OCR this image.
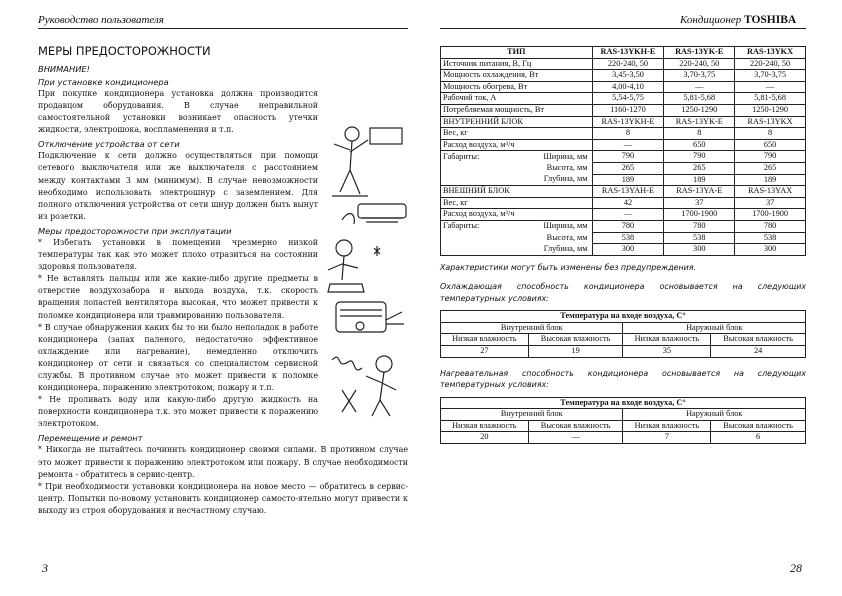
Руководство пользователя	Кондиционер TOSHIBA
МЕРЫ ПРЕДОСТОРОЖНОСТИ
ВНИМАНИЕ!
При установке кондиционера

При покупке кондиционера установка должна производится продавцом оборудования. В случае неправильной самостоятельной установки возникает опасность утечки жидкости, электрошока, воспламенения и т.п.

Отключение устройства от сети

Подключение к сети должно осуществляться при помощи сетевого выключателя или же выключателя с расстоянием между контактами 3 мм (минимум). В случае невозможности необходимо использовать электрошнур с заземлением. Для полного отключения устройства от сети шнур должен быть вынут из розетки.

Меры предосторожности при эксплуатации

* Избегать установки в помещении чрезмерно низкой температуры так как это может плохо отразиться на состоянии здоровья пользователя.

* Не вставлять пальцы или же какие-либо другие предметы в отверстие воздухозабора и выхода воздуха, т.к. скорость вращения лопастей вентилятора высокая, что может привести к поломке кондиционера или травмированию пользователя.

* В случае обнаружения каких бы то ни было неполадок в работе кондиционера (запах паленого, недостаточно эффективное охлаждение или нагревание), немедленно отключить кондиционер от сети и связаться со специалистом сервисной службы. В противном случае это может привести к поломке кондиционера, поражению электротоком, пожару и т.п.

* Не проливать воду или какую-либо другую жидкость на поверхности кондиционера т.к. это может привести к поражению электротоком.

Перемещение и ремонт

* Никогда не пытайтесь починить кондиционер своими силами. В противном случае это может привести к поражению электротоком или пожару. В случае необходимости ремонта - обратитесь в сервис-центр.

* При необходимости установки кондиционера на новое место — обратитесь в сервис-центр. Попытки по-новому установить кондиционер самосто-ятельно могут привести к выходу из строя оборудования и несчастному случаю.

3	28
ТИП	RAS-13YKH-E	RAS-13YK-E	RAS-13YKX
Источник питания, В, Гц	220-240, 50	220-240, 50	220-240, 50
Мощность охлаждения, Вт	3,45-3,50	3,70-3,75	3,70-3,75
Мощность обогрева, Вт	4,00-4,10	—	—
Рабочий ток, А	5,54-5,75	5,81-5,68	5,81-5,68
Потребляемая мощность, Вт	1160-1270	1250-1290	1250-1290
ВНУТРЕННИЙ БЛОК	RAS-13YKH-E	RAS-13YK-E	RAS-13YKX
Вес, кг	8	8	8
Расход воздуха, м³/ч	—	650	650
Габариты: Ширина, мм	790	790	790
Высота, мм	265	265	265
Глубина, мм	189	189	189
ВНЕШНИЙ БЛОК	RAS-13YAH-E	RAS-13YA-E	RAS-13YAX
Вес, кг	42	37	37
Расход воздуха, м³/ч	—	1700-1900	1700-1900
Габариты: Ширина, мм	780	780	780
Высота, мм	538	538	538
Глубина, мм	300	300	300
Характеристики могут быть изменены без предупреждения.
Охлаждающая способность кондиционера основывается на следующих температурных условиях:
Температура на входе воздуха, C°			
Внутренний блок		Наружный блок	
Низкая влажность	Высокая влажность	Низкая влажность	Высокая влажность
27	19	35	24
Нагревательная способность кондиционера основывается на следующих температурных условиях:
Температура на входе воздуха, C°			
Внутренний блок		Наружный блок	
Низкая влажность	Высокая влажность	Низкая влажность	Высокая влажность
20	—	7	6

● ● ● ● ●

Goal: Make an exact copy of the records shown above, without the pictures.

The output:
OCR this image.
Руководство пользователя	Кондиционер TOSHIBA
МЕРЫ ПРЕДОСТОРОЖНОСТИ
ВНИМАНИЕ!
При установке кондиционера

При покупке кондиционера установка должна производится продавцом оборудования. В случае неправильной самостоятельной установки возникает опасность утечки жидкости, электрошока, воспламенения и т.п.

Отключение устройства от сети

Подключение к сети должно осуществляться при помощи сетевого выключателя или же выключателя с расстоянием между контактами 3 мм (минимум). В случае невозможности необходимо использовать электрошнур с заземлением. Для полного отключения устройства от сети шнур должен быть вынут из розетки.

Меры предосторожности при эксплуатации

* Избегать установки в помещении чрезмерно низкой температуры так как это может плохо отразиться на состоянии здоровья пользователя.

* Не вставлять пальцы или же какие-либо другие предметы в отверстие воздухозабора и выхода воздуха, т.к. скорость вращения лопастей вентилятора высокая, что может привести к поломке кондиционера или травмированию пользователя.

* В случае обнаружения каких бы то ни было неполадок в работе кондиционера (запах паленого, недостаточно эффективное охлаждение или нагревание), немедленно отключить кондиционер от сети и связаться со специалистом сервисной службы. В противном случае это может привести к поломке кондиционера, поражению электротоком, пожару и т.п.

* Не проливать воду или какую-либо другую жидкость на поверхности кондиционера т.к. это может привести к поражению электротоком.

Перемещение и ремонт

* Никогда не пытайтесь починить кондиционер своими силами. В противном случае это может привести к поражению электротоком или пожару. В случае необходимости ремонта - обратитесь в сервис-центр.

* При необходимости установки кондиционера на новое место — обратитесь в сервис-центр. Попытки по-новому установить кондиционер самосто-ятельно могут привести к выходу из строя оборудования и несчастному случаю.

3	28
ТИП	RAS-13YKH-E	RAS-13YK-E	RAS-13YKX
Источник питания, В, Гц	220-240, 50	220-240, 50	220-240, 50
Мощность охлаждения, Вт	3,45-3,50	3,70-3,75	3,70-3,75
Мощность обогрева, Вт	4,00-4,10	—	—
Рабочий ток, А	5,54-5,75	5,81-5,68	5,81-5,68
Потребляемая мощность, Вт	1160-1270	1250-1290	1250-1290
ВНУТРЕННИЙ БЛОК	RAS-13YKH-E	RAS-13YK-E	RAS-13YKX
Вес, кг	8	8	8
Расход воздуха, м³/ч	—	650	650
Габариты: Ширина, мм	790	790	790
Высота, мм	265	265	265
Глубина, мм	189	189	189
ВНЕШНИЙ БЛОК	RAS-13YAH-E	RAS-13YA-E	RAS-13YAX
Вес, кг	42	37	37
Расход воздуха, м³/ч	—	1700-1900	1700-1900
Габариты: Ширина, мм	780	780	780
Высота, мм	538	538	538
Глубина, мм	300	300	300
Характеристики могут быть изменены без предупреждения.
Охлаждающая способность кондиционера основывается на следующих температурных условиях:
Температура на входе воздуха, C°			
Внутренний блок		Наружный блок	
Низкая влажность	Высокая влажность	Низкая влажность	Высокая влажность
27	19	35	24
Нагревательная способность кондиционера основывается на следующих температурных условиях:
Температура на входе воздуха, C°			
Внутренний блок		Наружный блок	
Низкая влажность	Высокая влажность	Низкая влажность	Высокая влажность
20	—	7	6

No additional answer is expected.